SUPPLIED MATERIAL:
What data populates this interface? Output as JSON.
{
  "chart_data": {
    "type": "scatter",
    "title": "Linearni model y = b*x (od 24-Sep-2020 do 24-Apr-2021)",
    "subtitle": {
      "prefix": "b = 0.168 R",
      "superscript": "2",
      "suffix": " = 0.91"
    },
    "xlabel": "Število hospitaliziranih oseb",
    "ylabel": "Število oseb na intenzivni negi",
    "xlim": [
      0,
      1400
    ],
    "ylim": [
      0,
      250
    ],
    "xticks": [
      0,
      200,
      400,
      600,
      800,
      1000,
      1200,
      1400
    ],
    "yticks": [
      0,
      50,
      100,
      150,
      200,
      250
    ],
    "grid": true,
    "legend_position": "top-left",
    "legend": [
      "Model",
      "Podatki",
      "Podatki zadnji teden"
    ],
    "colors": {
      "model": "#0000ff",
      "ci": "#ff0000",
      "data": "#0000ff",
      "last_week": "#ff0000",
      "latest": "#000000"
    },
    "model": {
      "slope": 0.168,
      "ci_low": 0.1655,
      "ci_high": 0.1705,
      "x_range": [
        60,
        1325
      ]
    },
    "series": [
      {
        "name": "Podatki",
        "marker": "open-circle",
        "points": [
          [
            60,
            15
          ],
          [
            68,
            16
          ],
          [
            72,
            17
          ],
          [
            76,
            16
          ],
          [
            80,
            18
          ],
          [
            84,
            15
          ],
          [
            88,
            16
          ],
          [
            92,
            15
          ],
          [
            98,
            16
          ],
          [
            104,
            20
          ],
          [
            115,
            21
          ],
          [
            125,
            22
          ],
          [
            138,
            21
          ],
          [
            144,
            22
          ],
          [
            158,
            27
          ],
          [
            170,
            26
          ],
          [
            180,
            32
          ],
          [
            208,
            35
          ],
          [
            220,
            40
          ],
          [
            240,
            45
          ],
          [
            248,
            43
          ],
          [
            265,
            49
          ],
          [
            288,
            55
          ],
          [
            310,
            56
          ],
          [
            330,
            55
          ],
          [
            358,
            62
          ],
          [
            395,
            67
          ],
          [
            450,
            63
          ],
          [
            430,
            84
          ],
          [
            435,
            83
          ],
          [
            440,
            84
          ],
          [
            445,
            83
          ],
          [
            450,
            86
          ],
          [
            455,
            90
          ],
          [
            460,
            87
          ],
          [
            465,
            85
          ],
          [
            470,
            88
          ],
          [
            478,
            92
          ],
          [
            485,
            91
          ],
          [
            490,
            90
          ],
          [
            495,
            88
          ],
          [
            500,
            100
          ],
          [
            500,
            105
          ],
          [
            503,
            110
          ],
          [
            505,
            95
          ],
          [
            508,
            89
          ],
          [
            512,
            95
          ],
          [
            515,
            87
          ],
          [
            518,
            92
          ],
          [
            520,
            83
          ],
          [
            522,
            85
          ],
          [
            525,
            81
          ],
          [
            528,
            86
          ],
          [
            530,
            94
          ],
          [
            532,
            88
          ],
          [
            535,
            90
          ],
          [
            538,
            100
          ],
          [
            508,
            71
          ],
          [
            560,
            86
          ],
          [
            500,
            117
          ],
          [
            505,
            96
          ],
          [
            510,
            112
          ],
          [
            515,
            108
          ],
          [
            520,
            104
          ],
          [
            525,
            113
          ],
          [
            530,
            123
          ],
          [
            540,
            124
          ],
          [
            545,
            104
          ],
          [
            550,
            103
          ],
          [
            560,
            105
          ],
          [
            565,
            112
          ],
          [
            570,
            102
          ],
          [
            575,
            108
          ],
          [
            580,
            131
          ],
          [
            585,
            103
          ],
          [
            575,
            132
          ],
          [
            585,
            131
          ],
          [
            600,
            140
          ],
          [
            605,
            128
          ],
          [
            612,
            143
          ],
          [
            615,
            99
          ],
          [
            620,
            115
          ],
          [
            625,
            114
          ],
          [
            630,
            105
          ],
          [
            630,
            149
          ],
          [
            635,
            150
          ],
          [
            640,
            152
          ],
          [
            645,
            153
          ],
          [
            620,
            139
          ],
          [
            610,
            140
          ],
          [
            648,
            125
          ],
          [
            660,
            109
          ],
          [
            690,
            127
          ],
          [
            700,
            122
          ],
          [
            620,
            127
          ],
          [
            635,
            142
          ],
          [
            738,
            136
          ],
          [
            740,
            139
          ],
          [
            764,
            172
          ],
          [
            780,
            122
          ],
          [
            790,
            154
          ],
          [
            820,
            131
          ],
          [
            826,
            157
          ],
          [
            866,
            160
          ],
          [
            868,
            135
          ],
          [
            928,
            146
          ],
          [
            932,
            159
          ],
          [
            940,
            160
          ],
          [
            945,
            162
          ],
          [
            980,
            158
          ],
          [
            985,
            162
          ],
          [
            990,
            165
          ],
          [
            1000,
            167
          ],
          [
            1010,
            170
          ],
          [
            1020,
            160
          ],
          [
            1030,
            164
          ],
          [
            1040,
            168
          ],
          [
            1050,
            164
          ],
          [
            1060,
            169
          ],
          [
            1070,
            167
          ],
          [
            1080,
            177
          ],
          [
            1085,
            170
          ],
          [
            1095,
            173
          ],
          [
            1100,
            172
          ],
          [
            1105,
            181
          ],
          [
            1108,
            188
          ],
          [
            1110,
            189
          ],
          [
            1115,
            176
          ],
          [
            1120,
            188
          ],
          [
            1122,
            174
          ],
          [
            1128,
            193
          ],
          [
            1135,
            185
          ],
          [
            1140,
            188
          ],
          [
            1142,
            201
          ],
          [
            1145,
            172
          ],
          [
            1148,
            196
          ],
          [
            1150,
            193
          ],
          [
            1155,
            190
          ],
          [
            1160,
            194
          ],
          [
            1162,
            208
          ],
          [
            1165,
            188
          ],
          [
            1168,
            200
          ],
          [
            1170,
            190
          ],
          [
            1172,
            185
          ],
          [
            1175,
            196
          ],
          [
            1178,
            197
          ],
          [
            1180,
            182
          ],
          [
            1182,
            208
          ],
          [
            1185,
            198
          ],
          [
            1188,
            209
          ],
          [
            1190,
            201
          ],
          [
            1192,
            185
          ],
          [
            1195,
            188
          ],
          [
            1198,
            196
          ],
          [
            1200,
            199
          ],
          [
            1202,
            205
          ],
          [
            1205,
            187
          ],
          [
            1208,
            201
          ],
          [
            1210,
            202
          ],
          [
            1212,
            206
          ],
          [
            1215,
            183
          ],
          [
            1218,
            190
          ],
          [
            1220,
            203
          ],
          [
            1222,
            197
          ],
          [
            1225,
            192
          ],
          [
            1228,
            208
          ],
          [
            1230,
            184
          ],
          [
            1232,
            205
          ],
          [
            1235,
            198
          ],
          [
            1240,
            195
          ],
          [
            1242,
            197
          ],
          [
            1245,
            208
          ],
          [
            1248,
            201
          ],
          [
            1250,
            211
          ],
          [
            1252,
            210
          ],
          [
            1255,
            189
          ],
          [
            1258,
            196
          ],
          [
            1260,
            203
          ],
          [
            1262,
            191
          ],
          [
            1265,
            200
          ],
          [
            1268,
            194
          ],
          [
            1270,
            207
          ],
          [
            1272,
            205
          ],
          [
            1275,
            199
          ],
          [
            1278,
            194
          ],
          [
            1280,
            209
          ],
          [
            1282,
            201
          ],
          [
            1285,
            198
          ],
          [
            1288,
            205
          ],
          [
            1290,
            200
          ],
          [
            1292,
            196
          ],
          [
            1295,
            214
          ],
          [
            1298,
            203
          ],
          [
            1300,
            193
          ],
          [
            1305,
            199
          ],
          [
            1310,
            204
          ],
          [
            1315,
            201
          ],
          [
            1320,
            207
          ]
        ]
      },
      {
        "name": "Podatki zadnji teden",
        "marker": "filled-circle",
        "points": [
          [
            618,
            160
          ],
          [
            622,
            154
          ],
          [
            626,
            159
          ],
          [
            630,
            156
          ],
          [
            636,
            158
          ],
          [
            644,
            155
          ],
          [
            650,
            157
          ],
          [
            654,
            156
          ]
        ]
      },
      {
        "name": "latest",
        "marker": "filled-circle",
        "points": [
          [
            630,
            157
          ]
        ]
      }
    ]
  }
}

WORK TO BE COMPLETED:
Pick out each line in the material containing "Podatki".

COMPLETE ANSWER:
      "Podatki",
      "Podatki zadnji teden"
        "name": "Podatki",
        "name": "Podatki zadnji teden",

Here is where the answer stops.